What is the count of lines in the listing below that hold the string "AÑOS"? Reply with that number alone.

ENTRIES SHOWN »

· · · · ·

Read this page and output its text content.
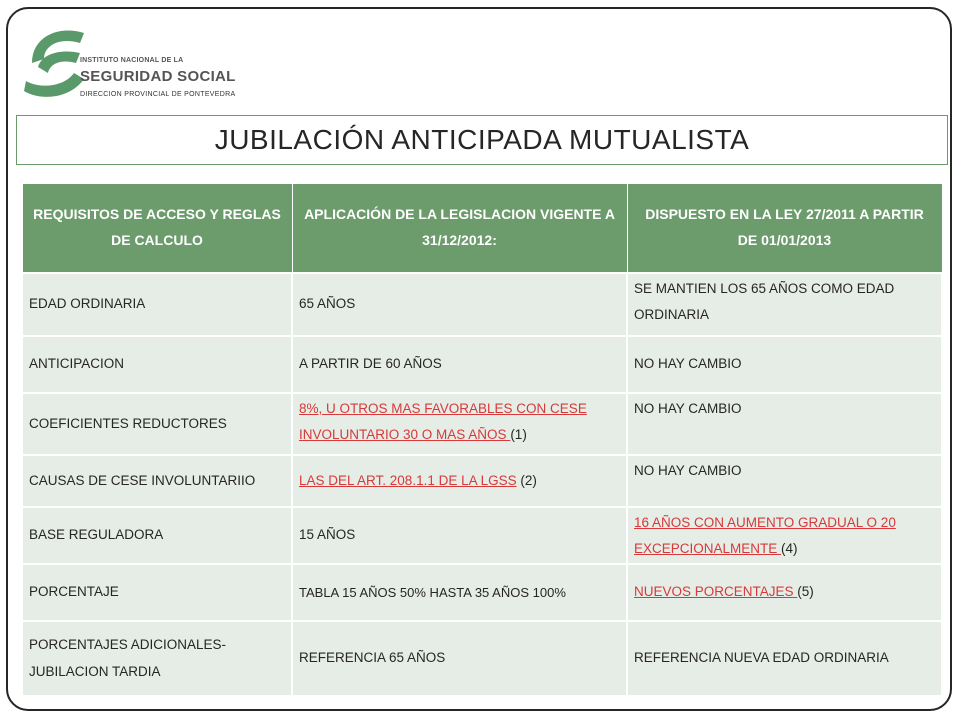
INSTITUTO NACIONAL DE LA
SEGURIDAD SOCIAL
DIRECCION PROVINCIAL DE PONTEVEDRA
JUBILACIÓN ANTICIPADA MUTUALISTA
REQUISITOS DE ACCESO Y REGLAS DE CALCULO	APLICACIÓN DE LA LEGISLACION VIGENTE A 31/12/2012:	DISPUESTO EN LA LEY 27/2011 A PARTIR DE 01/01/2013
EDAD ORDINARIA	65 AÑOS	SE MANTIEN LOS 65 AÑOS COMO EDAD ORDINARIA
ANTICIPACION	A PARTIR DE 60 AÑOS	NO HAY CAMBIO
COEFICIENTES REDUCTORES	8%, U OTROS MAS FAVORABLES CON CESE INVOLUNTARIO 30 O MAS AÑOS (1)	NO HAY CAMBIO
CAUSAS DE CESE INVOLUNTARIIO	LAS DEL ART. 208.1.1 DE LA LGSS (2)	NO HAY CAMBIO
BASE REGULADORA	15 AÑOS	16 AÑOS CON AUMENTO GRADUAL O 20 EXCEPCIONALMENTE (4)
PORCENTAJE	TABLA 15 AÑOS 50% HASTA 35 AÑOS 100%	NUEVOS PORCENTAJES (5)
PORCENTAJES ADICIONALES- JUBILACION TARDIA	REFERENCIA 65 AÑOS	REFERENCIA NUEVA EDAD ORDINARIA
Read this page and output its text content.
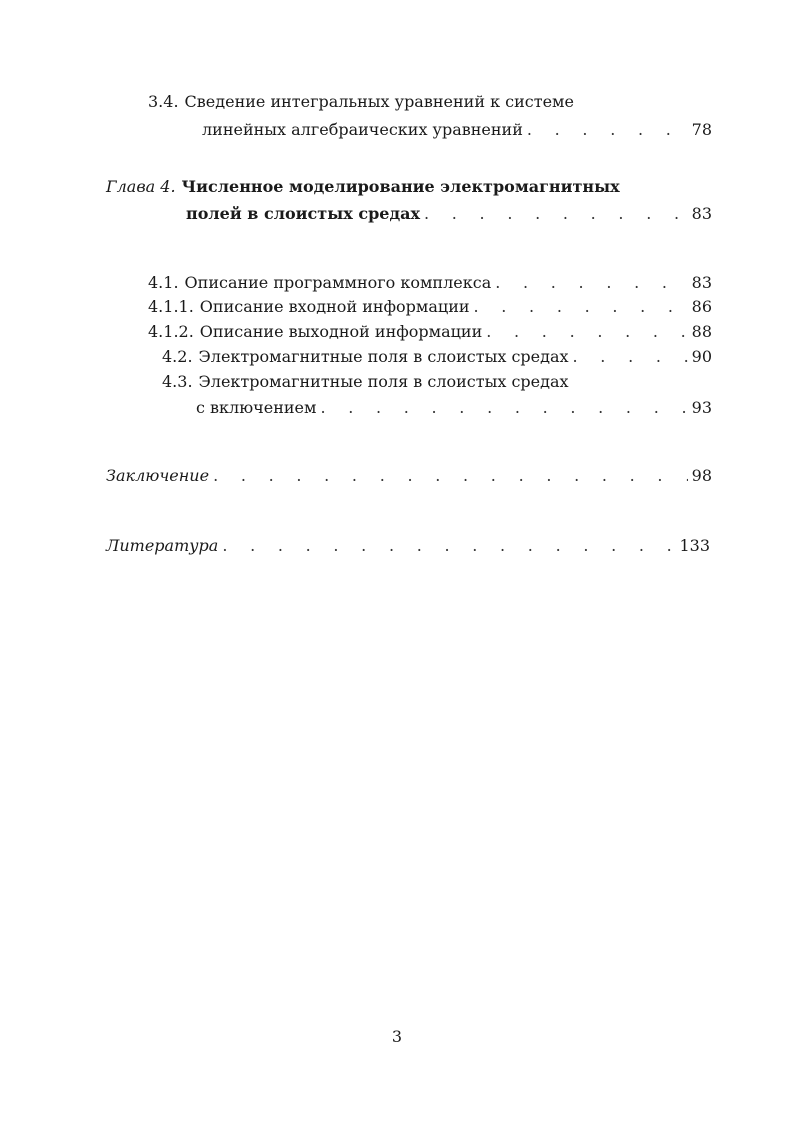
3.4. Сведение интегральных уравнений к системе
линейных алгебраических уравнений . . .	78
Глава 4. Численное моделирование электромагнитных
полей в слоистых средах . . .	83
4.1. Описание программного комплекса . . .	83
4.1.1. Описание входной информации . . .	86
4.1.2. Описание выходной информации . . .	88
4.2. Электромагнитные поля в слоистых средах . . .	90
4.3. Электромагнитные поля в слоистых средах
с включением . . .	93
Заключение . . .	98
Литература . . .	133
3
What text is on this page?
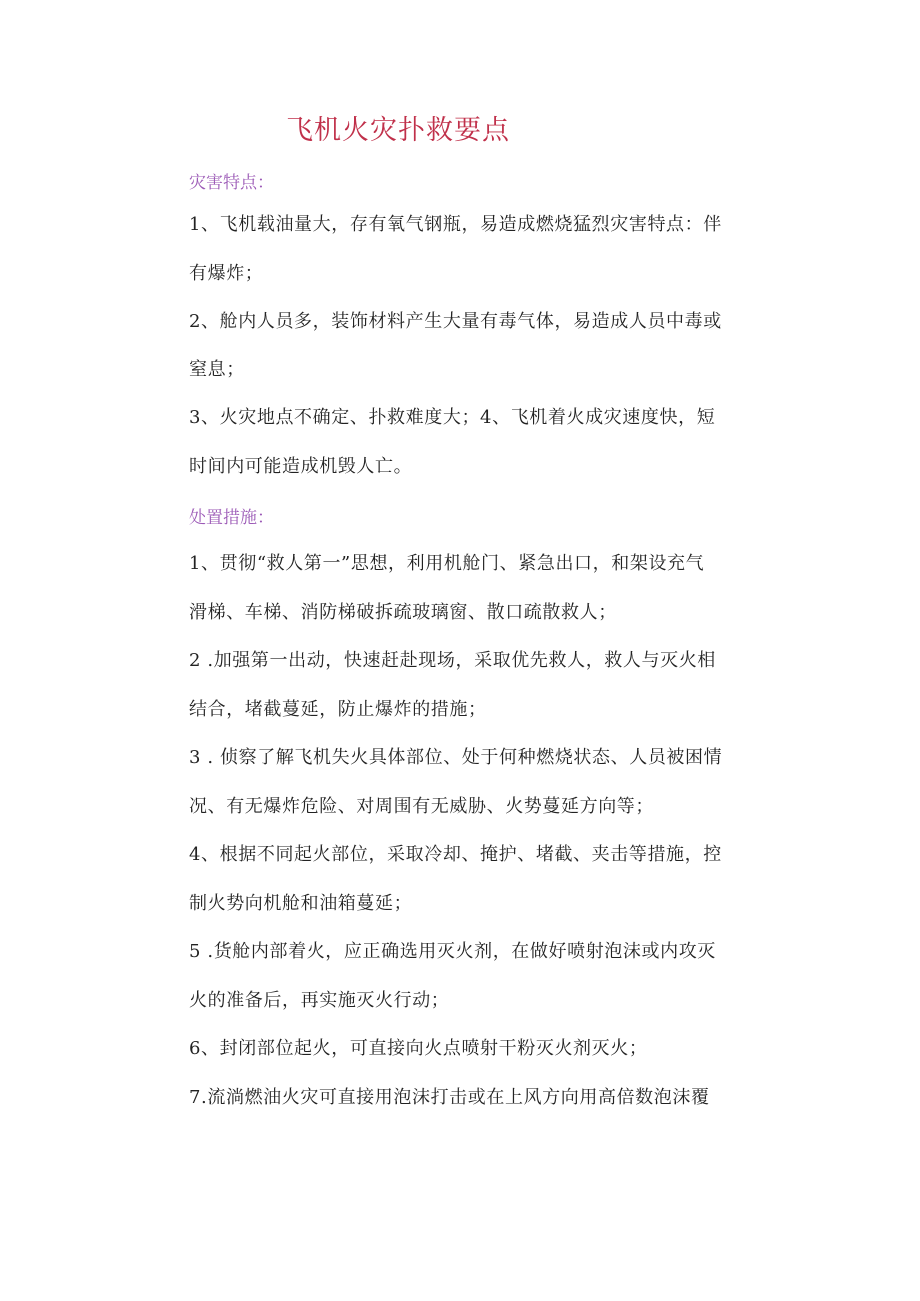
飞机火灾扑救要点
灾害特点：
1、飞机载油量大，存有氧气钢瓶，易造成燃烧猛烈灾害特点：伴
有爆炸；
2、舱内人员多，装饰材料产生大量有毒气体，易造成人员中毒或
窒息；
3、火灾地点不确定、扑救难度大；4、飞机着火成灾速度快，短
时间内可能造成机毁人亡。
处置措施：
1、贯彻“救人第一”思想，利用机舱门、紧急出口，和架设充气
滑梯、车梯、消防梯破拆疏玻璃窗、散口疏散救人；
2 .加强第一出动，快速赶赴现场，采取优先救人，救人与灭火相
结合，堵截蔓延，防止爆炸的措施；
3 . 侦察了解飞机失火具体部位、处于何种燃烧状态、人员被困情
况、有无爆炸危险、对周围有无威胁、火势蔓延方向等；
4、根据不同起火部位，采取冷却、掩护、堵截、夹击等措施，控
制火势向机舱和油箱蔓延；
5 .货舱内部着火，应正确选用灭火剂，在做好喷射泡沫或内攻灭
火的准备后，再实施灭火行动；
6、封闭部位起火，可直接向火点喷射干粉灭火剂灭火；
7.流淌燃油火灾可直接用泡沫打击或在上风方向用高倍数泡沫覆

· · · · ·

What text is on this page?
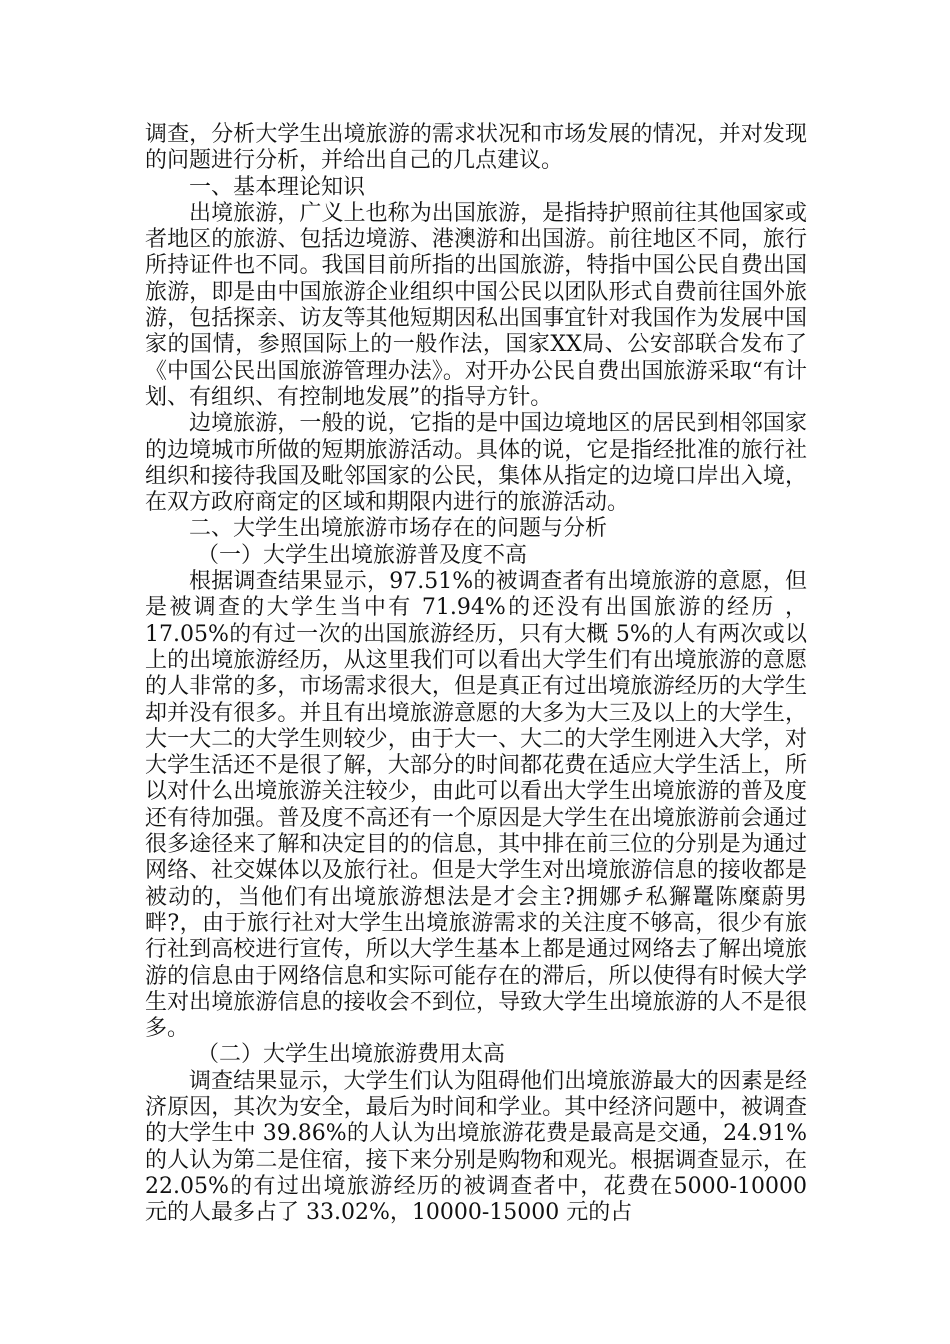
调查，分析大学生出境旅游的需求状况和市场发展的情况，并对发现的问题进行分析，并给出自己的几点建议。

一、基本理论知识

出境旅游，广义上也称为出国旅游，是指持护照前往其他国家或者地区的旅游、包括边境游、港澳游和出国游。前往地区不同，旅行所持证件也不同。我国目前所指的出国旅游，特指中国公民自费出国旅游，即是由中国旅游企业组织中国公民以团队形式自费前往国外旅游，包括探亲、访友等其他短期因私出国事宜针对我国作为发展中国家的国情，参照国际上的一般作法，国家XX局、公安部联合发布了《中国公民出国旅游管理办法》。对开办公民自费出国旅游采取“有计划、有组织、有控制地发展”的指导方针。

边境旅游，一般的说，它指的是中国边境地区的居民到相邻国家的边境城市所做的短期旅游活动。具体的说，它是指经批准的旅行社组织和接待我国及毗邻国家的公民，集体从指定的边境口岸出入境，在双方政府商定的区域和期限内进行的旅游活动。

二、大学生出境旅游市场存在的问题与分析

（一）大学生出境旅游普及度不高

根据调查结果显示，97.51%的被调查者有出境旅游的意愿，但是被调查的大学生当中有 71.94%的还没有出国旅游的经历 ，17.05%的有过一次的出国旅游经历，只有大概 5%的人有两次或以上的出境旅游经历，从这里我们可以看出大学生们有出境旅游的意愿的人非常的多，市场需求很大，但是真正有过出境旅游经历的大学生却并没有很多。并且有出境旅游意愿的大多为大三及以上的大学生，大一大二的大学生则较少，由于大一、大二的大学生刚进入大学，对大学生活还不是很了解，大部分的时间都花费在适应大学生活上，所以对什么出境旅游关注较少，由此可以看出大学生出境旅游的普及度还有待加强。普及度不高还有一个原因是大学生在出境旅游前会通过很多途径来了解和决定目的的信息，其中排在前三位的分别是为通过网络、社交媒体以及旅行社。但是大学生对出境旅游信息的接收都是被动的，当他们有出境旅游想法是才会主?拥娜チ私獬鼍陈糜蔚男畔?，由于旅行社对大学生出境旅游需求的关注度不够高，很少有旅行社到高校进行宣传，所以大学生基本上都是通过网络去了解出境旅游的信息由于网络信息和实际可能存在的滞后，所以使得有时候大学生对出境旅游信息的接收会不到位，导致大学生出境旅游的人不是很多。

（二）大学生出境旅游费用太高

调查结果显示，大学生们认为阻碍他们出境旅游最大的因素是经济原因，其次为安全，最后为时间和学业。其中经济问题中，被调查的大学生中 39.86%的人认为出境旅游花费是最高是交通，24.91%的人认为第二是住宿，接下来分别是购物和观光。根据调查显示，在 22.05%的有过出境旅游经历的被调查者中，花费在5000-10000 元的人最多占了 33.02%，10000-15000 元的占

· · · · ·

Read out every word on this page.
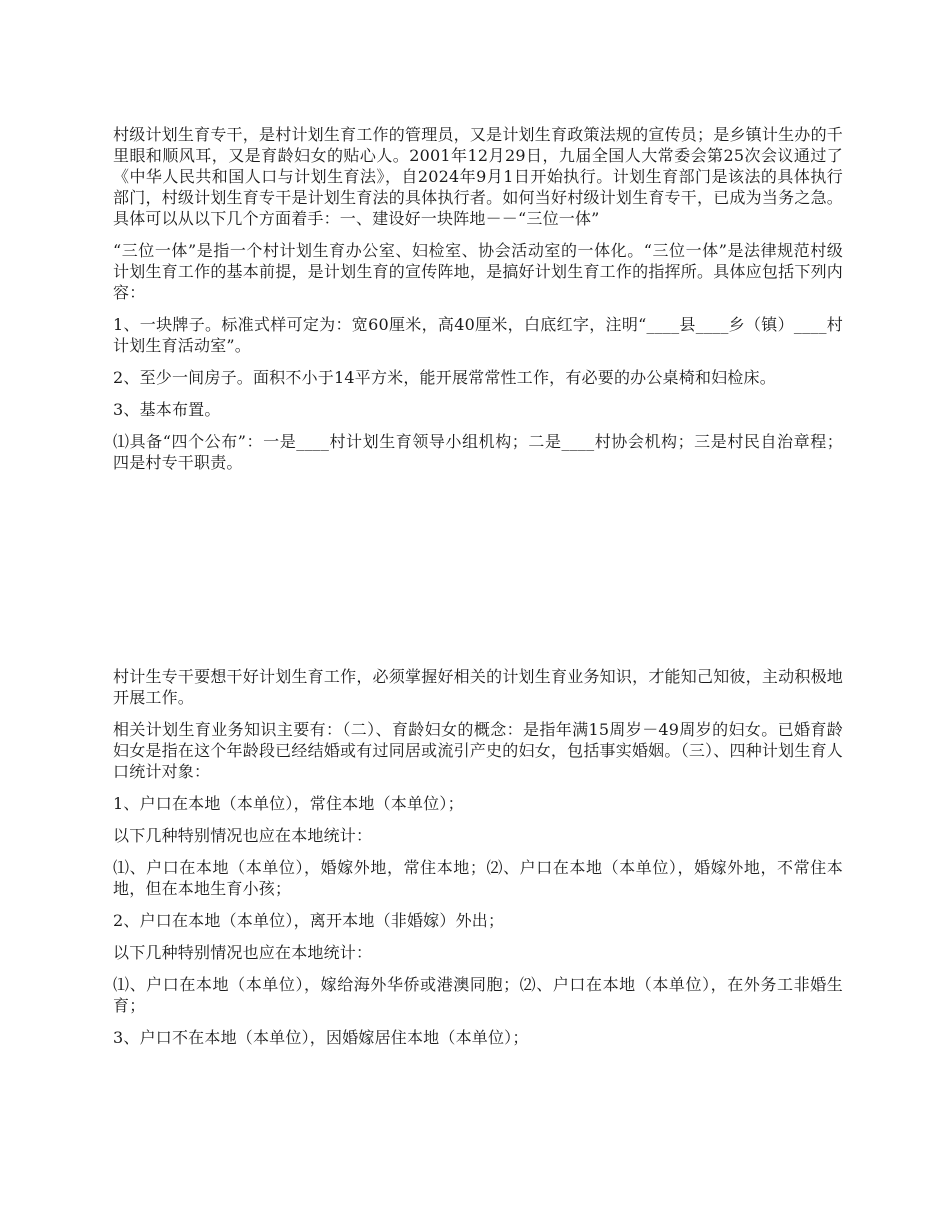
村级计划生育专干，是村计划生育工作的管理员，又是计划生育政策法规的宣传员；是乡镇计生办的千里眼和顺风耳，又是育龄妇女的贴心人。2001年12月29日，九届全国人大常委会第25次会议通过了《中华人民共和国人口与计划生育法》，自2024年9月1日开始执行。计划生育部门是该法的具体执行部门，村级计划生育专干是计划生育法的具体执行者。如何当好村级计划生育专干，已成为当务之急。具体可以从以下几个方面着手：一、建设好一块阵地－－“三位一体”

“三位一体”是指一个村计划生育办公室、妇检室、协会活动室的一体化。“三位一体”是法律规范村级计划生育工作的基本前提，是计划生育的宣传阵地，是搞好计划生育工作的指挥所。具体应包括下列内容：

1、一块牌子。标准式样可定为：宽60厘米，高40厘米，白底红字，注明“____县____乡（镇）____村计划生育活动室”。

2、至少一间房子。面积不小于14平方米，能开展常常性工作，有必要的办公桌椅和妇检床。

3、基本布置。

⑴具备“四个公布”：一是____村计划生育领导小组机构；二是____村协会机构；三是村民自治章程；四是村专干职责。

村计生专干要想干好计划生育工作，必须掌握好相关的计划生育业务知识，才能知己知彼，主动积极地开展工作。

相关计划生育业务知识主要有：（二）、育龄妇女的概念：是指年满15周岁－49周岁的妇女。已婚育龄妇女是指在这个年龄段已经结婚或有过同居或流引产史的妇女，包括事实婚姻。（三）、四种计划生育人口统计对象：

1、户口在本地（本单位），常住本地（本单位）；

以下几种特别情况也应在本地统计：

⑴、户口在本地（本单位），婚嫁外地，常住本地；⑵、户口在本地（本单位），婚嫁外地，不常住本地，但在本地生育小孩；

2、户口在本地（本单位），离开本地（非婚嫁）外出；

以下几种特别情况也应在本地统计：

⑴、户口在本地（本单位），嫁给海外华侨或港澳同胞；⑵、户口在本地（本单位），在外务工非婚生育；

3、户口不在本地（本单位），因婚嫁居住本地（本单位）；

· · · · ·

ANSWER TO THE TASK » 6